Records from a data source
>> Begin

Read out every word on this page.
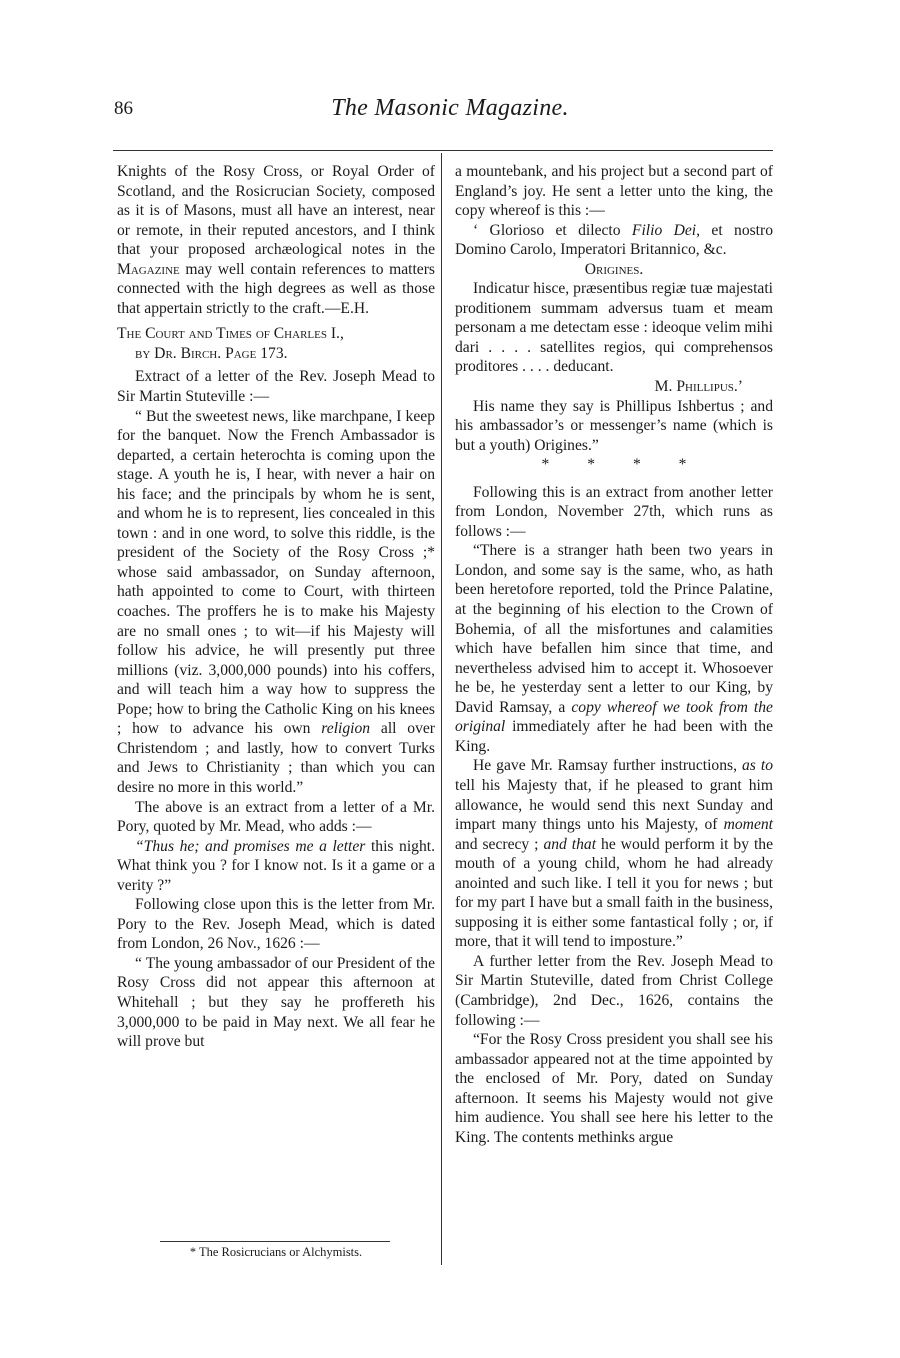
86	The Masonic Magazine.

Knights of the Rosy Cross, or Royal Order of Scotland, and the Rosicrucian Society, composed as it is of Masons, must all have an interest, near or remote, in their reputed ancestors, and I think that your proposed archæological notes in the Magazine may well contain references to matters connected with the high degrees as well as those that appertain strictly to the craft.—E.H.

The Court and Times of Charles I.,
by Dr. Birch. Page 173.

Extract of a letter of the Rev. Joseph Mead to Sir Martin Stuteville :—

“ But the sweetest news, like marchpane, I keep for the banquet. Now the French Ambassador is departed, a certain heterochta is coming upon the stage. A youth he is, I hear, with never a hair on his face; and the principals by whom he is sent, and whom he is to represent, lies concealed in this town : and in one word, to solve this riddle, is the president of the Society of the Rosy Cross ;* whose said ambassador, on Sunday afternoon, hath appointed to come to Court, with thirteen coaches. The proffers he is to make his Majesty are no small ones ; to wit—if his Majesty will follow his advice, he will presently put three millions (viz. 3,000,000 pounds) into his coffers, and will teach him a way how to suppress the Pope; how to bring the Catholic King on his knees ; how to advance his own religion all over Christendom ; and lastly, how to convert Turks and Jews to Christianity ; than which you can desire no more in this world.”

The above is an extract from a letter of a Mr. Pory, quoted by Mr. Mead, who adds :—

“Thus he; and promises me a letter this night. What think you ? for I know not. Is it a game or a verity ?”

Following close upon this is the letter from Mr. Pory to the Rev. Joseph Mead, which is dated from London, 26 Nov., 1626 :—

“ The young ambassador of our President of the Rosy Cross did not appear this afternoon at Whitehall ; but they say he proffereth his 3,000,000 to be paid in May next. We all fear he will prove but

a mountebank, and his project but a second part of England’s joy. He sent a letter unto the king, the copy whereof is this :—

‘ Glorioso et dilecto Filio Dei, et nostro Domino Carolo, Imperatori Britannico, &c.

Origines.

Indicatur hisce, præsentibus regiæ tuæ majestati proditionem summam adversus tuam et meam personam a me detectam esse : ideoque velim mihi dari . . . . satellites regios, qui comprehensos proditores . . . . deducant.

M. Phillipus.’

His name they say is Phillipus Ishbertus ; and his ambassador’s or messenger’s name (which is but a youth) Origines.”

* * * *

Following this is an extract from another letter from London, November 27th, which runs as follows :—

“There is a stranger hath been two years in London, and some say is the same, who, as hath been heretofore reported, told the Prince Palatine, at the beginning of his election to the Crown of Bohemia, of all the misfortunes and calamities which have befallen him since that time, and nevertheless advised him to accept it. Whosoever he be, he yesterday sent a letter to our King, by David Ramsay, a copy whereof we took from the original immediately after he had been with the King.

He gave Mr. Ramsay further instructions, as to tell his Majesty that, if he pleased to grant him allowance, he would send this next Sunday and impart many things unto his Majesty, of moment and secrecy ; and that he would perform it by the mouth of a young child, whom he had already anointed and such like. I tell it you for news ; but for my part I have but a small faith in the business, supposing it is either some fantastical folly ; or, if more, that it will tend to imposture.”

A further letter from the Rev. Joseph Mead to Sir Martin Stuteville, dated from Christ College (Cambridge), 2nd Dec., 1626, contains the following :—

“For the Rosy Cross president you shall see his ambassador appeared not at the time appointed by the enclosed of Mr. Pory, dated on Sunday afternoon. It seems his Majesty would not give him audience. You shall see here his letter to the King. The contents methinks argue

* The Rosicrucians or Alchymists.
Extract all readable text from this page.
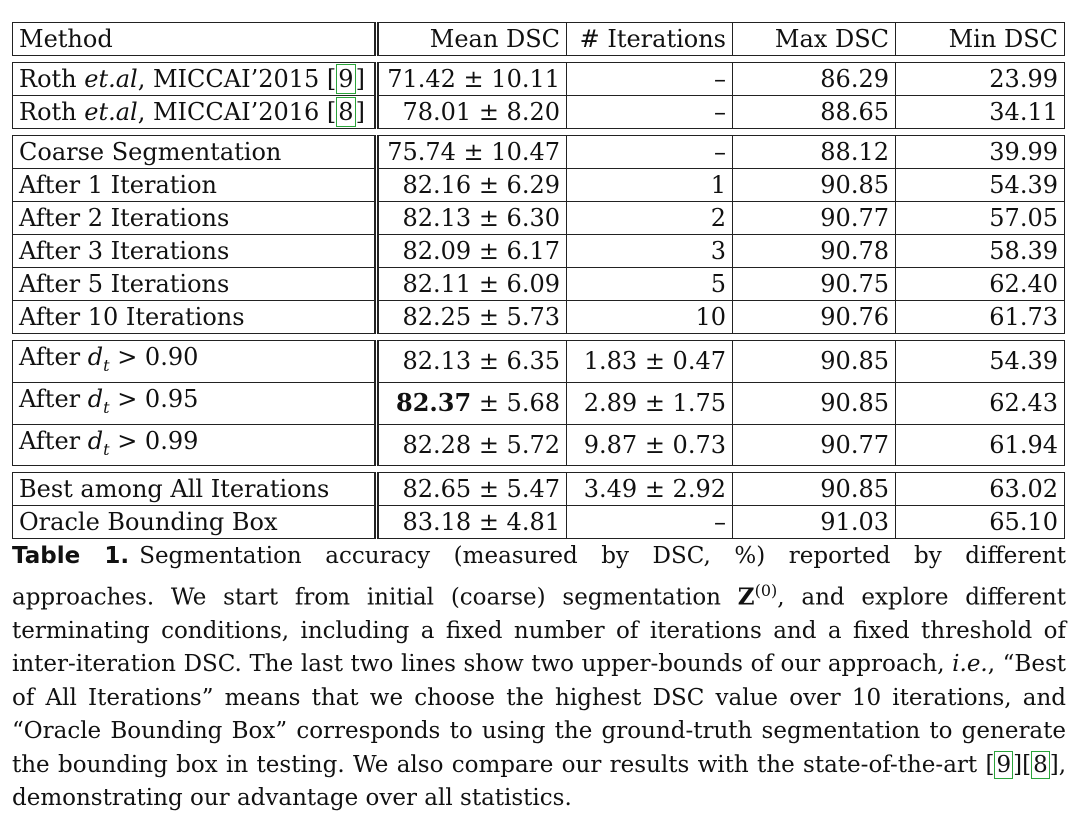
Method	Mean DSC	# Iterations	Max DSC	Min DSC

Roth et.al, MICCAI’2015 [9]	71.42 ± 10.11	–	86.29	23.99
Roth et.al, MICCAI’2016 [8]	78.01 ± 8.20	–	88.65	34.11

Coarse Segmentation	75.74 ± 10.47	–	88.12	39.99
After 1 Iteration	82.16 ± 6.29	1	90.85	54.39
After 2 Iterations	82.13 ± 6.30	2	90.77	57.05
After 3 Iterations	82.09 ± 6.17	3	90.78	58.39
After 5 Iterations	82.11 ± 6.09	5	90.75	62.40
After 10 Iterations	82.25 ± 5.73	10	90.76	61.73

After $d_t > 0.90$	82.13 ± 6.35	1.83 ± 0.47	90.85	54.39
After $d_t > 0.95$	82.37 ± 5.68	2.89 ± 1.75	90.85	62.43
After $d_t > 0.99$	82.28 ± 5.72	9.87 ± 0.73	90.77	61.94

Best among All Iterations	82.65 ± 5.47	3.49 ± 2.92	90.85	63.02
Oracle Bounding Box	83.18 ± 4.81	–	91.03	65.10
Table 1. Segmentation accuracy (measured by DSC, %) reported by different approaches. We start from initial (coarse) segmentation $Z^{(0)}$, and explore different terminating conditions, including a fixed number of iterations and a fixed threshold of inter-iteration DSC. The last two lines show two upper-bounds of our approach, i.e., “Best of All Iterations” means that we choose the highest DSC value over 10 iterations, and “Oracle Bounding Box” corresponds to using the ground-truth segmentation to generate the bounding box in testing. We also compare our results with the state-of-the-art [9][8], demonstrating our advantage over all statistics.
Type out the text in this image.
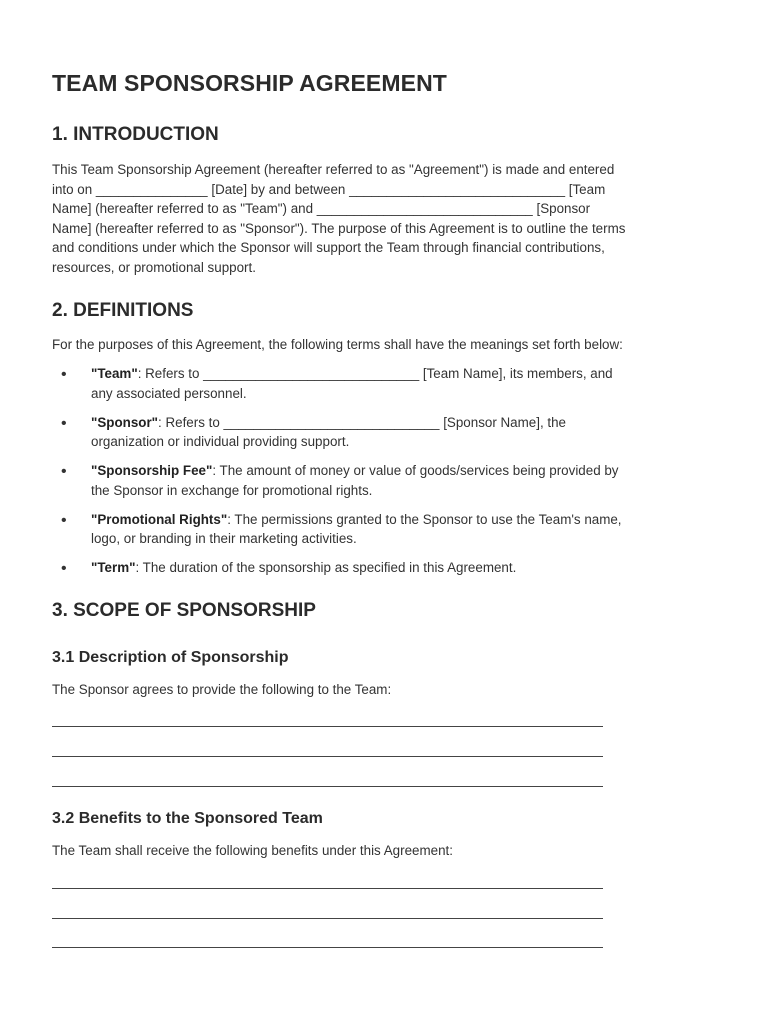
TEAM SPONSORSHIP AGREEMENT
1. INTRODUCTION

This Team Sponsorship Agreement (hereafter referred to as "Agreement") is made and entered
into on _______________ [Date] by and between _____________________________ [Team
Name] (hereafter referred to as "Team") and _____________________________ [Sponsor
Name] (hereafter referred to as "Sponsor"). The purpose of this Agreement is to outline the terms
and conditions under which the Sponsor will support the Team through financial contributions,
resources, or promotional support.

2. DEFINITIONS

For the purposes of this Agreement, the following terms shall have the meanings set forth below:

• "Team": Refers to _____________________________ [Team Name], its members, and
any associated personnel.
• "Sponsor": Refers to _____________________________ [Sponsor Name], the
organization or individual providing support.
• "Sponsorship Fee": The amount of money or value of goods/services being provided by
the Sponsor in exchange for promotional rights.
• "Promotional Rights": The permissions granted to the Sponsor to use the Team's name,
logo, or branding in their marketing activities.
• "Term": The duration of the sponsorship as specified in this Agreement.
3. SCOPE OF SPONSORSHIP
3.1 Description of Sponsorship

The Sponsor agrees to provide the following to the Team:

3.2 Benefits to the Sponsored Team

The Team shall receive the following benefits under this Agreement:
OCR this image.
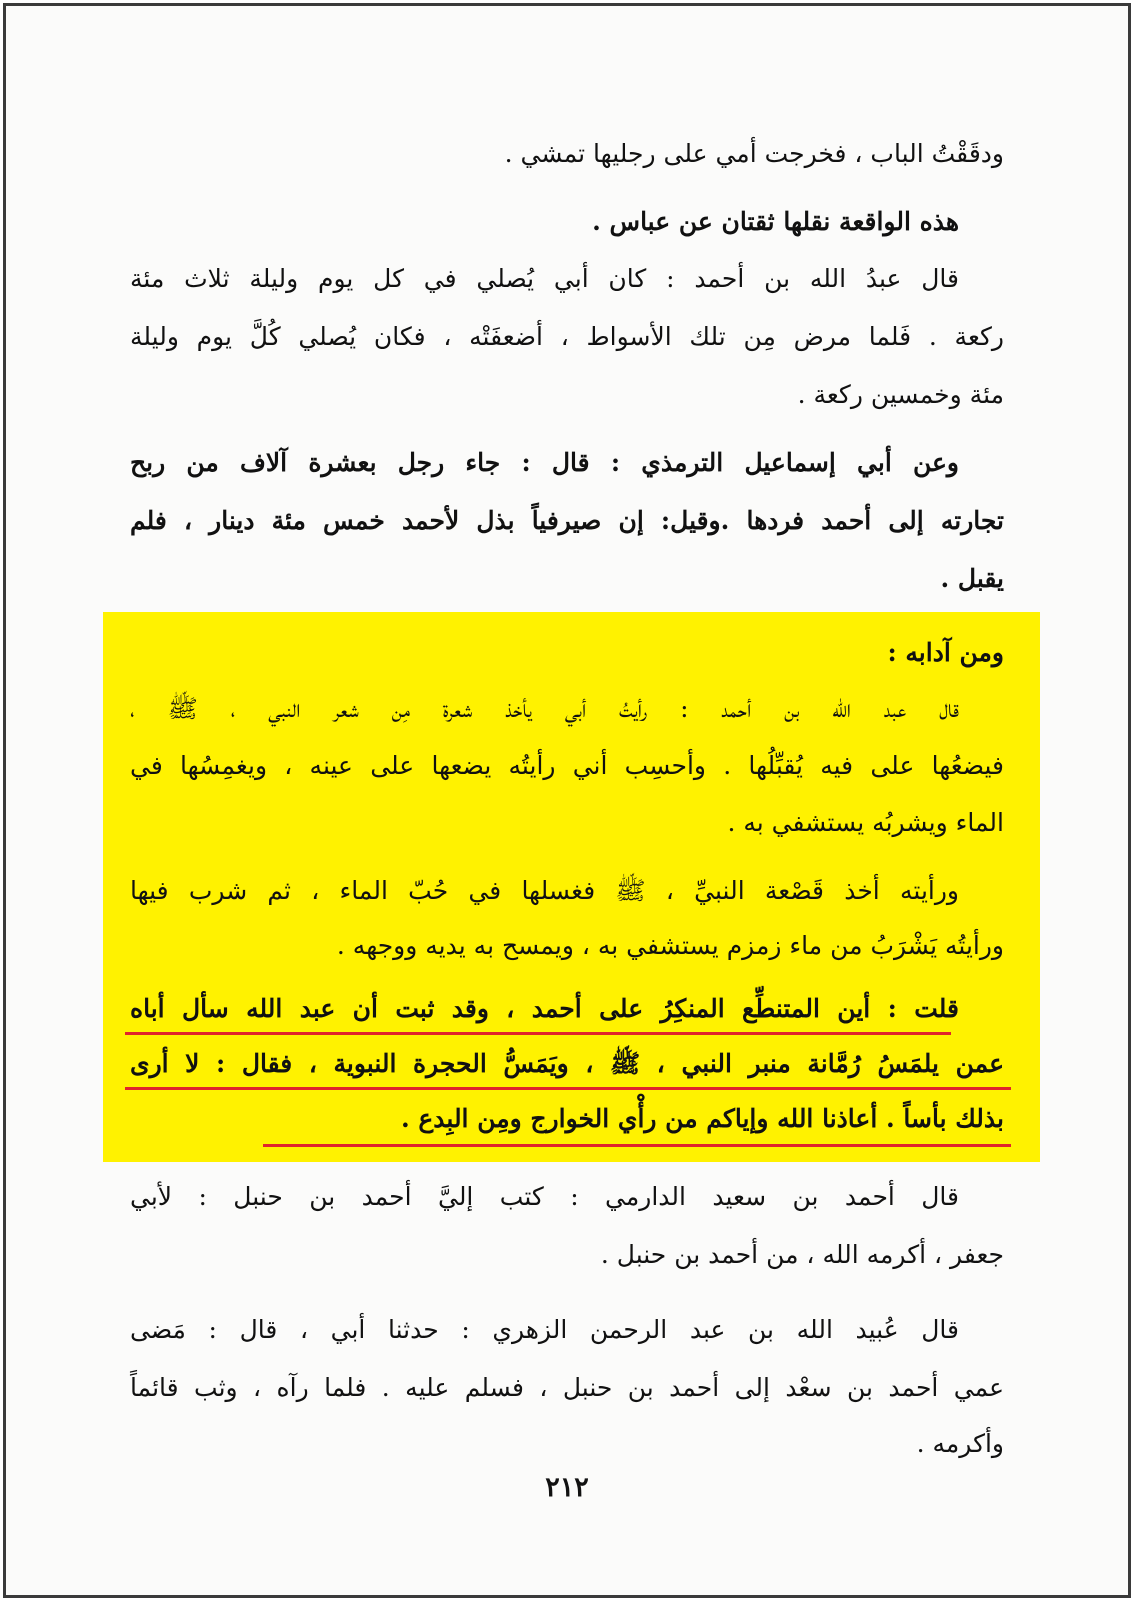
ودقَقْتُ الباب ، فخرجت أمي على رجليها تمشي .
هذه الواقعة نقلها ثقتان عن عباس .
قال عبدُ الله بن أحمد : كان أبي يُصلي في كل يوم وليلة ثلاث مئة
ركعة . فَلما مرض مِن تلك الأسواط ، أضعفَتْه ، فكان يُصلي كُلَّ يوم وليلة
مئة وخمسين ركعة .
وعن أبي إسماعيل الترمذي : قال : جاء رجل بعشرة آلاف من ربح
تجارته إلى أحمد فردها .وقيل: إن صيرفياً بذل لأحمد خمس مئة دينار ، فلم
يقبل .
ومن آدابه :
قال عبد الله بن أحمد : رأيتُ أبي يأخذ شعرة مِن شعر النبي ، ﷺ ،
فيضعُها على فيه يُقبِّلُها . وأحسِب أني رأيتُه يضعها على عينه ، ويغمِسُها في
الماء ويشربُه يستشفي به .
ورأيته أخذ قَصْعة النبيِّ ، ﷺ فغسلها في حُبّ الماء ، ثم شرب فيها
ورأيتُه يَشْرَبُ من ماء زمزم يستشفي به ، ويمسح به يديه ووجهه .
قلت : أين المتنطِّع المنكِرُ على أحمد ، وقد ثبت أن عبد الله سأل أباه
عمن يلمَسُ رُمَّانة منبر النبي ، ﷺ ، ويَمَسُّ الحجرة النبوية ، فقال : لا أرى
بذلك بأساً . أعاذنا الله وإياكم من رأْي الخوارج ومِن البِدع .
قال أحمد بن سعيد الدارمي : كتب إليَّ أحمد بن حنبل : لأبي
جعفر ، أكرمه الله ، من أحمد بن حنبل .
قال عُبيد الله بن عبد الرحمن الزهري : حدثنا أبي ، قال : مَضى
عمي أحمد بن سعْد إلى أحمد بن حنبل ، فسلم عليه . فلما رآه ، وثب قائماً
وأكرمه .
٢١٢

>> End

_Exercise_: Show each line of the data that contains the string "Segmentation".

_Result of this exercise_:
Coarse Segmentation	75.74 ± 10.47	–	88.12	39.99
Table 1. Segmentation accuracy (measured by DSC, %) reported by different approaches. We start from initial (coarse) segmentation $Z^{(0)}$, and explore different terminating conditions, including a fixed number of iterations and a fixed threshold of inter-iteration DSC. The last two lines show two upper-bounds of our approach, i.e., “Best of All Iterations” means that we choose the highest DSC value over 10 iterations, and “Oracle Bounding Box” corresponds to using the ground-truth segmentation to generate the bounding box in testing. We also compare our results with the state-of-the-art [9][8], demonstrating our advantage over all statistics.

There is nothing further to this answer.